__Instructions to follow__
The entries below need to be written out exactly, with no pictures included.

(Stored records)
_ _ _

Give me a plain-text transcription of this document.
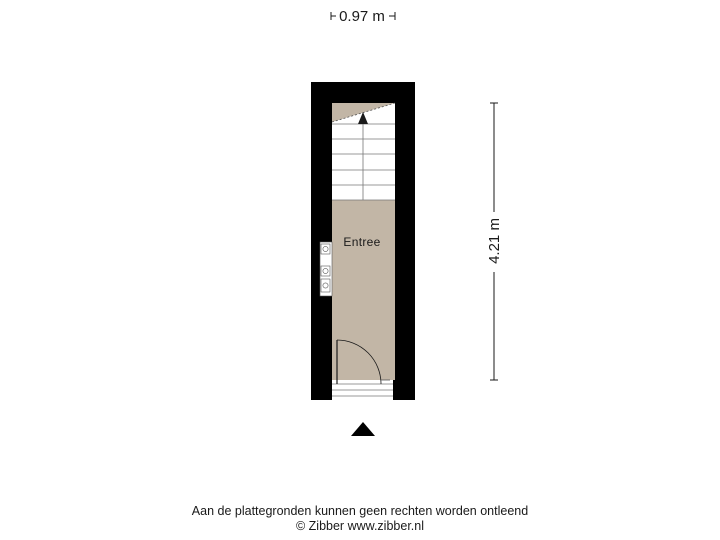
0.97 m
Entree	4.21 m
Aan de plattegronden kunnen geen rechten worden ontleend
© Zibber www.zibber.nl
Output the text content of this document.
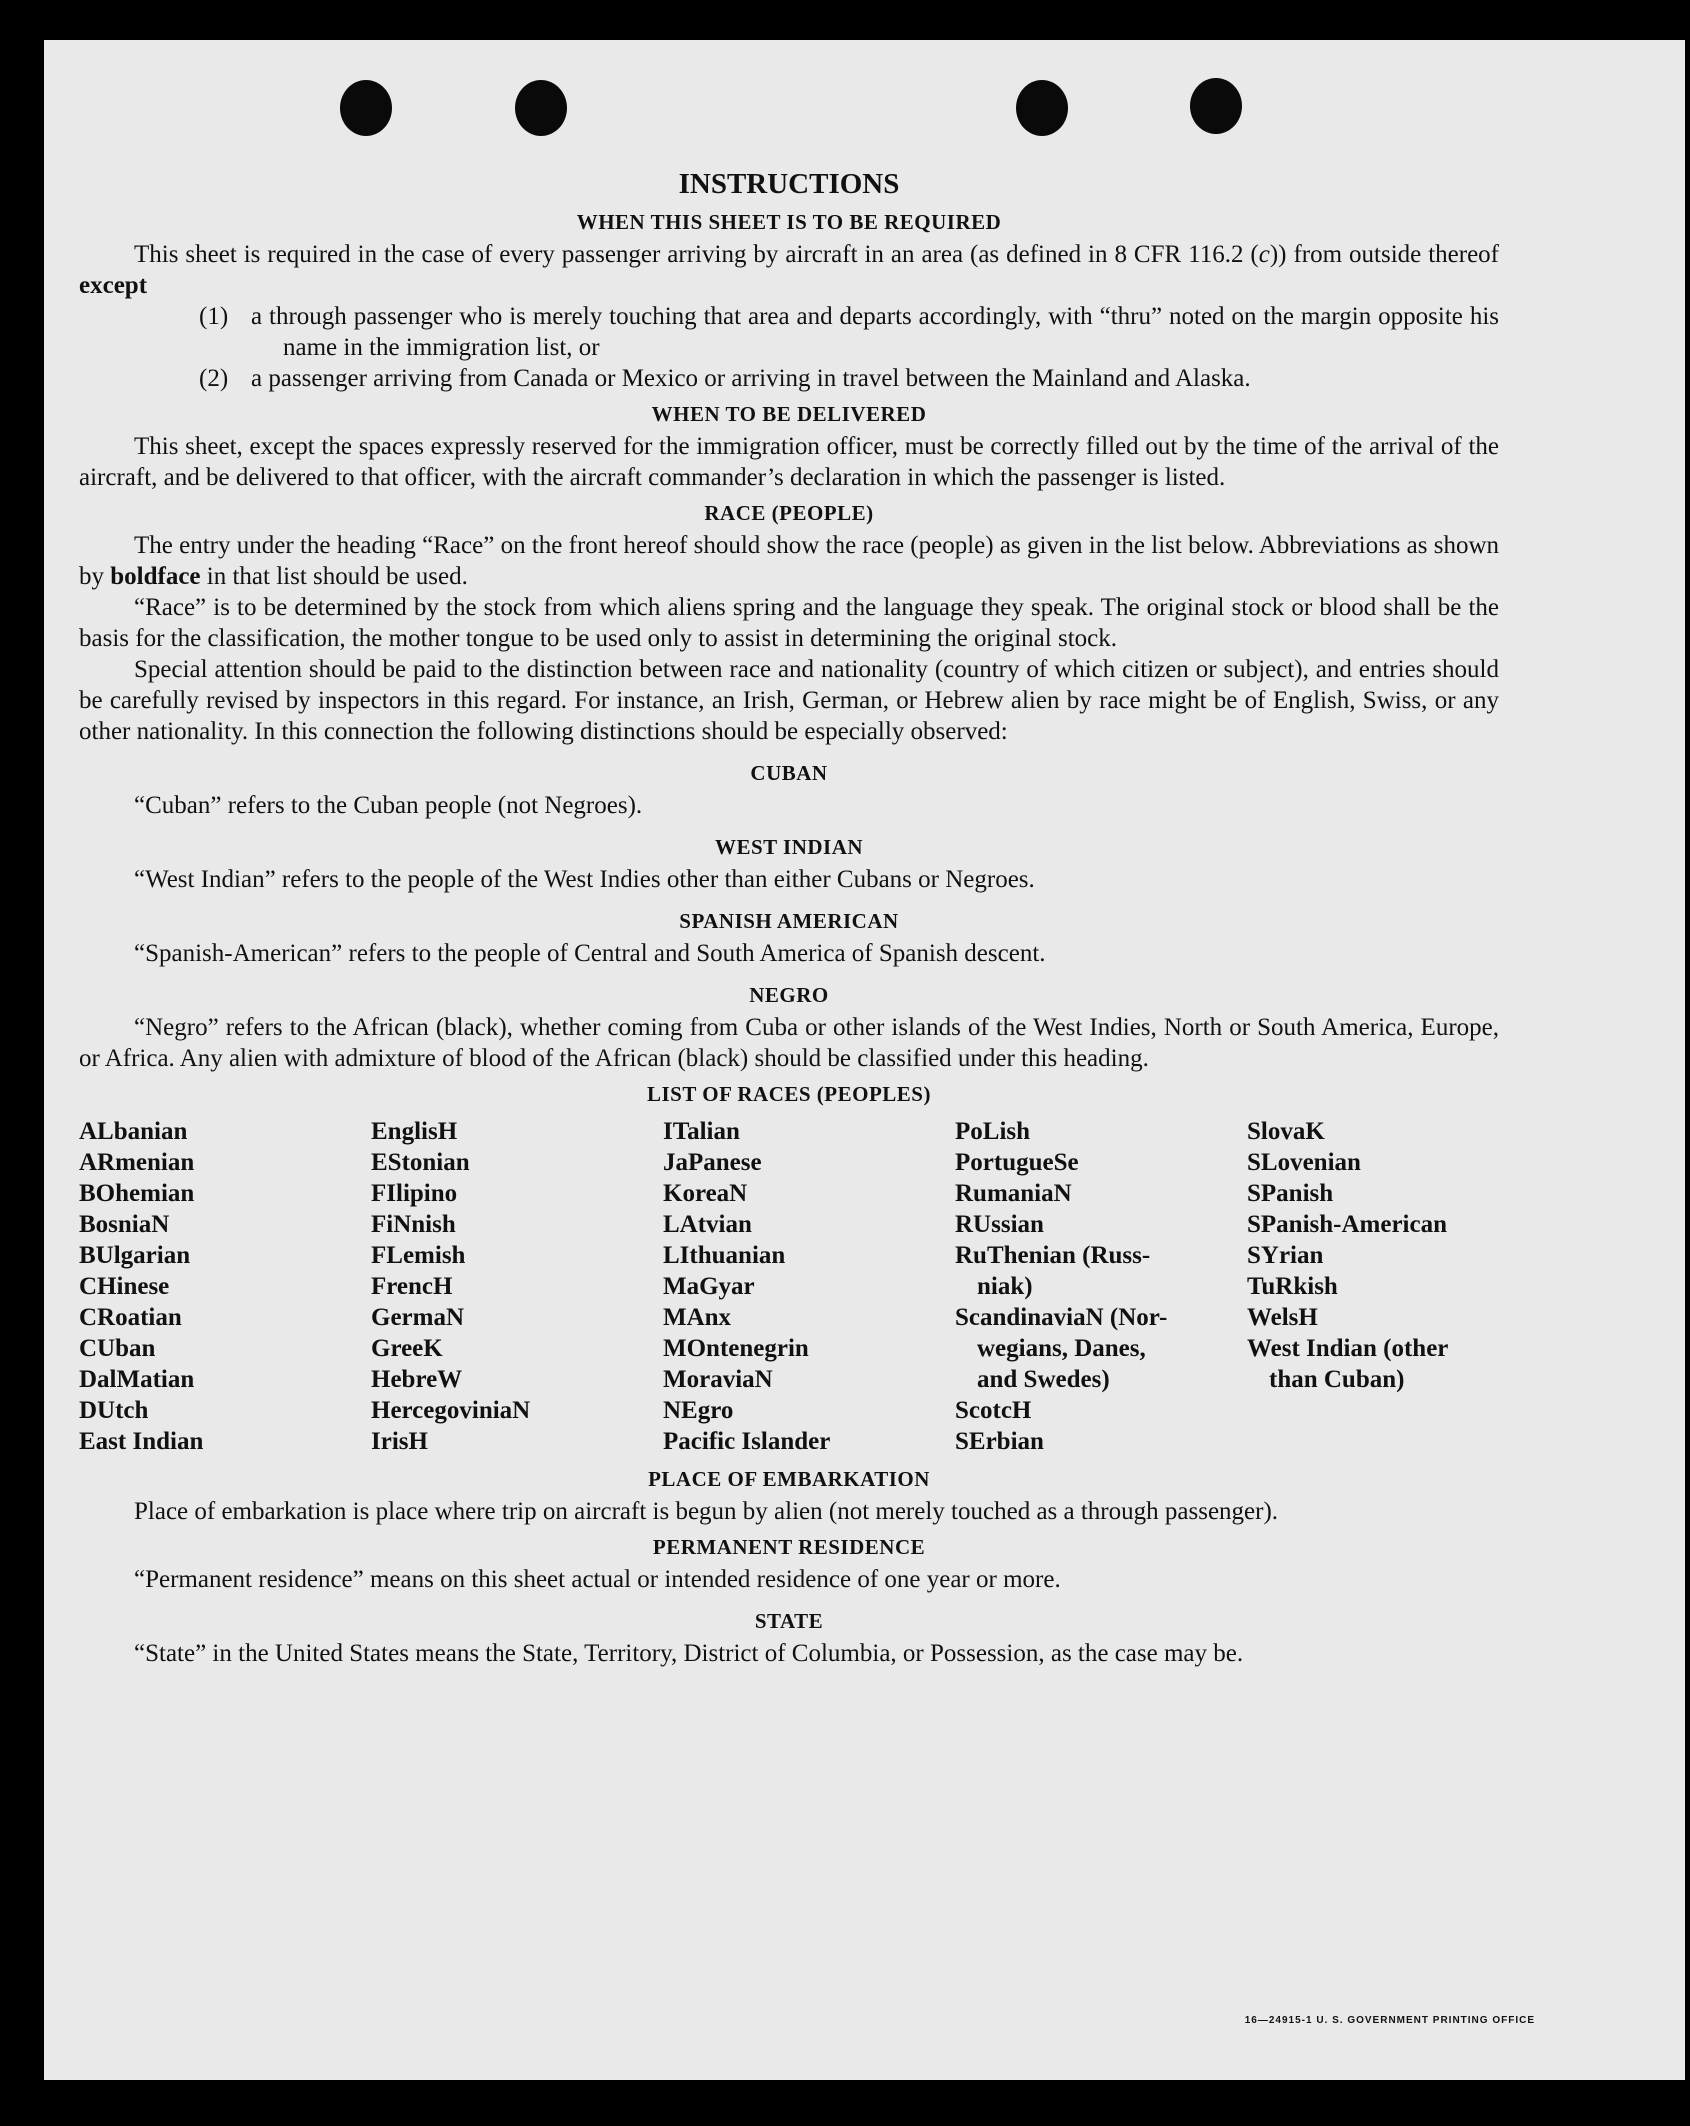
INSTRUCTIONS
WHEN THIS SHEET IS TO BE REQUIRED

This sheet is required in the case of every passenger arriving by aircraft in an area (as defined in 8 CFR 116.2 (c)) from outside thereof except

(1) a through passenger who is merely touching that area and departs accordingly, with “thru” noted on the margin opposite his name in the immigration list, or
(2) a passenger arriving from Canada or Mexico or arriving in travel between the Mainland and Alaska.
WHEN TO BE DELIVERED

This sheet, except the spaces expressly reserved for the immigration officer, must be correctly filled out by the time of the arrival of the aircraft, and be delivered to that officer, with the aircraft commander’s declaration in which the passenger is listed.

RACE (PEOPLE)

The entry under the heading “Race” on the front hereof should show the race (people) as given in the list below. Abbreviations as shown by boldface in that list should be used.

“Race” is to be determined by the stock from which aliens spring and the language they speak. The original stock or blood shall be the basis for the classification, the mother tongue to be used only to assist in determining the original stock.

Special attention should be paid to the distinction between race and nationality (country of which citizen or subject), and entries should be carefully revised by inspectors in this regard. For instance, an Irish, German, or Hebrew alien by race might be of English, Swiss, or any other nationality. In this connection the following distinctions should be especially observed:

CUBAN

“Cuban” refers to the Cuban people (not Negroes).

WEST INDIAN

“West Indian” refers to the people of the West Indies other than either Cubans or Negroes.

SPANISH AMERICAN

“Spanish-American” refers to the people of Central and South America of Spanish descent.

NEGRO

“Negro” refers to the African (black), whether coming from Cuba or other islands of the West Indies, North or South America, Europe, or Africa. Any alien with admixture of blood of the African (black) should be classified under this heading.

LIST OF RACES (PEOPLES)
ALbanian
ARmenian
BOhemian
BosniaN
BUlgarian
CHinese
CRoatian
CUban
DalMatian
DUtch
East Indian
EnglisH
EStonian
FIlipino
FiNnish
FLemish
FrencH
GermaN
GreeK
HebreW
HercegoviniaN
IrisH
ITalian
JaPanese
KoreaN
LAtvian
LIthuanian
MaGyar
MAnx
MOntenegrin
MoraviaN
NEgro
Pacific Islander
PoLish
PortugueSe
RumaniaN
RUssian
RuThenian (Russ-
niak)
ScandinaviaN (Nor-
wegians, Danes,
and Swedes)
ScotcH
SErbian
SlovaK
SLovenian
SPanish
SPanish-American
SYrian
TuRkish
WelsH
West Indian (other
than Cuban)
PLACE OF EMBARKATION

Place of embarkation is place where trip on aircraft is begun by alien (not merely touched as a through passenger).

PERMANENT RESIDENCE

“Permanent residence” means on this sheet actual or intended residence of one year or more.

STATE

“State” in the United States means the State, Territory, District of Columbia, or Possession, as the case may be.

16—24915-1 U. S. GOVERNMENT PRINTING OFFICE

_ _ _

__Output of the exercise__
Give me a plain-text transcription of this document.
0.97 m
Entree	4.21 m
Aan de plattegronden kunnen geen rechten worden ontleend
© Zibber www.zibber.nl
Output the text content of this document.
INSTRUCTIONS
WHEN THIS SHEET IS TO BE REQUIRED

This sheet is required in the case of every passenger arriving by aircraft in an area (as defined in 8 CFR 116.2 (c)) from outside thereof except

(1) a through passenger who is merely touching that area and departs accordingly, with “thru” noted on the margin opposite his name in the immigration list, or
(2) a passenger arriving from Canada or Mexico or arriving in travel between the Mainland and Alaska.
WHEN TO BE DELIVERED

This sheet, except the spaces expressly reserved for the immigration officer, must be correctly filled out by the time of the arrival of the aircraft, and be delivered to that officer, with the aircraft commander’s declaration in which the passenger is listed.

RACE (PEOPLE)

The entry under the heading “Race” on the front hereof should show the race (people) as given in the list below. Abbreviations as shown by boldface in that list should be used.

“Race” is to be determined by the stock from which aliens spring and the language they speak. The original stock or blood shall be the basis for the classification, the mother tongue to be used only to assist in determining the original stock.

Special attention should be paid to the distinction between race and nationality (country of which citizen or subject), and entries should be carefully revised by inspectors in this regard. For instance, an Irish, German, or Hebrew alien by race might be of English, Swiss, or any other nationality. In this connection the following distinctions should be especially observed:

CUBAN

“Cuban” refers to the Cuban people (not Negroes).

WEST INDIAN

“West Indian” refers to the people of the West Indies other than either Cubans or Negroes.

SPANISH AMERICAN

“Spanish-American” refers to the people of Central and South America of Spanish descent.

NEGRO

“Negro” refers to the African (black), whether coming from Cuba or other islands of the West Indies, North or South America, Europe, or Africa. Any alien with admixture of blood of the African (black) should be classified under this heading.

LIST OF RACES (PEOPLES)
ALbanian
ARmenian
BOhemian
BosniaN
BUlgarian
CHinese
CRoatian
CUban
DalMatian
DUtch
East Indian
EnglisH
EStonian
FIlipino
FiNnish
FLemish
FrencH
GermaN
GreeK
HebreW
HercegoviniaN
IrisH
ITalian
JaPanese
KoreaN
LAtvian
LIthuanian
MaGyar
MAnx
MOntenegrin
MoraviaN
NEgro
Pacific Islander
PoLish
PortugueSe
RumaniaN
RUssian
RuThenian (Russ-
niak)
ScandinaviaN (Nor-
wegians, Danes,
and Swedes)
ScotcH
SErbian
SlovaK
SLovenian
SPanish
SPanish-American
SYrian
TuRkish
WelsH
West Indian (other
than Cuban)
PLACE OF EMBARKATION

Place of embarkation is place where trip on aircraft is begun by alien (not merely touched as a through passenger).

PERMANENT RESIDENCE

“Permanent residence” means on this sheet actual or intended residence of one year or more.

STATE

“State” in the United States means the State, Territory, District of Columbia, or Possession, as the case may be.

16—24915-1 U. S. GOVERNMENT PRINTING OFFICE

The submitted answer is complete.